> _Directive_:
Transcribe the records below exactly.

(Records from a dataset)
::::::
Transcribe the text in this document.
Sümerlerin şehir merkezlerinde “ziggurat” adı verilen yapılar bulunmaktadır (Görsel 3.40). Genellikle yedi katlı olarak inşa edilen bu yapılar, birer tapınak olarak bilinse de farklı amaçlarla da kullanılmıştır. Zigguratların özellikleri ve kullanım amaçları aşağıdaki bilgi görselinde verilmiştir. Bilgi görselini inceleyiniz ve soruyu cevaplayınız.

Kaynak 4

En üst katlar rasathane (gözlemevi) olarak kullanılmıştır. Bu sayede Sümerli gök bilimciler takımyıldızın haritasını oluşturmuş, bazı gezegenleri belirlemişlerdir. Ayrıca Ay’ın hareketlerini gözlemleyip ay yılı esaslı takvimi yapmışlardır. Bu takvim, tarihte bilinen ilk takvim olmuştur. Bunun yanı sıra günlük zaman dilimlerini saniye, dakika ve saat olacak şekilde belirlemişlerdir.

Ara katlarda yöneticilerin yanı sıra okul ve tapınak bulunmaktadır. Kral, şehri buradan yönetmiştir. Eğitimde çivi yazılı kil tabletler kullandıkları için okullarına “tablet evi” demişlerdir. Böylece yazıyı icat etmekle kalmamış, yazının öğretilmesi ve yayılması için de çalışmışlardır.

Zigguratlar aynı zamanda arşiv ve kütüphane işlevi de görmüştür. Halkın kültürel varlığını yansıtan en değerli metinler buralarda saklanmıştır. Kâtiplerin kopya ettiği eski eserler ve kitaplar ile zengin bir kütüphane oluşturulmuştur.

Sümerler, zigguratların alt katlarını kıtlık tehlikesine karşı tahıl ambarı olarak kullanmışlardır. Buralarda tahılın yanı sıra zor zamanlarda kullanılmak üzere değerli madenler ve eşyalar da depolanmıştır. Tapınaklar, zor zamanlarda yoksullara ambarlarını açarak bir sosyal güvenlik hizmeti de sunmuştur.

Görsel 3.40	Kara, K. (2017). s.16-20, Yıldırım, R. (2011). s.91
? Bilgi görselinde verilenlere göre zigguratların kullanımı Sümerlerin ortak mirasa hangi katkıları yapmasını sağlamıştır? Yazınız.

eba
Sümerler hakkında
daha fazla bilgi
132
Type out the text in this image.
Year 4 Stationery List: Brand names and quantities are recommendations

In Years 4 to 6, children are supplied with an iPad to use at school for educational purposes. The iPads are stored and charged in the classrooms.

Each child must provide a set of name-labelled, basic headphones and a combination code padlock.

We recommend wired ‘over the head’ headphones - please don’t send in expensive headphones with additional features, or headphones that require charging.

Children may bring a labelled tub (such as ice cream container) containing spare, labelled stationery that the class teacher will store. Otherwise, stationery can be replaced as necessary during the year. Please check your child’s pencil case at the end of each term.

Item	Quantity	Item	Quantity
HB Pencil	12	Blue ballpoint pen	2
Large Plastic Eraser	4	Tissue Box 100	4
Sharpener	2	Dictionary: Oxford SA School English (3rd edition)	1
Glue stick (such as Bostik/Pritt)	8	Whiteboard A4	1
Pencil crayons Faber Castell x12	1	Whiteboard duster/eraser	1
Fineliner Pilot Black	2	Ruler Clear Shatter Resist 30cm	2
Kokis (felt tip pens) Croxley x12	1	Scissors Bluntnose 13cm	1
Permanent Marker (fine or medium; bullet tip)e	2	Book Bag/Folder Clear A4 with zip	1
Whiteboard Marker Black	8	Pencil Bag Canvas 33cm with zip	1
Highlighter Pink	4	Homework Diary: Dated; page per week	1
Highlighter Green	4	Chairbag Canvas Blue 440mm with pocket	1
::::::
> _Task solution_:
Transcribe the text in this document.
Sümerlerin şehir merkezlerinde “ziggurat” adı verilen yapılar bulunmaktadır (Görsel 3.40). Genellikle yedi katlı olarak inşa edilen bu yapılar, birer tapınak olarak bilinse de farklı amaçlarla da kullanılmıştır. Zigguratların özellikleri ve kullanım amaçları aşağıdaki bilgi görselinde verilmiştir. Bilgi görselini inceleyiniz ve soruyu cevaplayınız.

Kaynak 4

En üst katlar rasathane (gözlemevi) olarak kullanılmıştır. Bu sayede Sümerli gök bilimciler takımyıldızın haritasını oluşturmuş, bazı gezegenleri belirlemişlerdir. Ayrıca Ay’ın hareketlerini gözlemleyip ay yılı esaslı takvimi yapmışlardır. Bu takvim, tarihte bilinen ilk takvim olmuştur. Bunun yanı sıra günlük zaman dilimlerini saniye, dakika ve saat olacak şekilde belirlemişlerdir.

Ara katlarda yöneticilerin yanı sıra okul ve tapınak bulunmaktadır. Kral, şehri buradan yönetmiştir. Eğitimde çivi yazılı kil tabletler kullandıkları için okullarına “tablet evi” demişlerdir. Böylece yazıyı icat etmekle kalmamış, yazının öğretilmesi ve yayılması için de çalışmışlardır.

Zigguratlar aynı zamanda arşiv ve kütüphane işlevi de görmüştür. Halkın kültürel varlığını yansıtan en değerli metinler buralarda saklanmıştır. Kâtiplerin kopya ettiği eski eserler ve kitaplar ile zengin bir kütüphane oluşturulmuştur.

Sümerler, zigguratların alt katlarını kıtlık tehlikesine karşı tahıl ambarı olarak kullanmışlardır. Buralarda tahılın yanı sıra zor zamanlarda kullanılmak üzere değerli madenler ve eşyalar da depolanmıştır. Tapınaklar, zor zamanlarda yoksullara ambarlarını açarak bir sosyal güvenlik hizmeti de sunmuştur.

Görsel 3.40	Kara, K. (2017). s.16-20, Yıldırım, R. (2011). s.91
? Bilgi görselinde verilenlere göre zigguratların kullanımı Sümerlerin ortak mirasa hangi katkıları yapmasını sağlamıştır? Yazınız.

eba
Sümerler hakkında
daha fazla bilgi
132
Type out the text in this image.
Year 4 Stationery List: Brand names and quantities are recommendations

In Years 4 to 6, children are supplied with an iPad to use at school for educational purposes. The iPads are stored and charged in the classrooms.

Each child must provide a set of name-labelled, basic headphones and a combination code padlock.

We recommend wired ‘over the head’ headphones - please don’t send in expensive headphones with additional features, or headphones that require charging.

Children may bring a labelled tub (such as ice cream container) containing spare, labelled stationery that the class teacher will store. Otherwise, stationery can be replaced as necessary during the year. Please check your child’s pencil case at the end of each term.

Item	Quantity	Item	Quantity
HB Pencil	12	Blue ballpoint pen	2
Large Plastic Eraser	4	Tissue Box 100	4
Sharpener	2	Dictionary: Oxford SA School English (3rd edition)	1
Glue stick (such as Bostik/Pritt)	8	Whiteboard A4	1
Pencil crayons Faber Castell x12	1	Whiteboard duster/eraser	1
Fineliner Pilot Black	2	Ruler Clear Shatter Resist 30cm	2
Kokis (felt tip pens) Croxley x12	1	Scissors Bluntnose 13cm	1
Permanent Marker (fine or medium; bullet tip)e	2	Book Bag/Folder Clear A4 with zip	1
Whiteboard Marker Black	8	Pencil Bag Canvas 33cm with zip	1
Highlighter Pink	4	Homework Diary: Dated; page per week	1
Highlighter Green	4	Chairbag Canvas Blue 440mm with pocket	1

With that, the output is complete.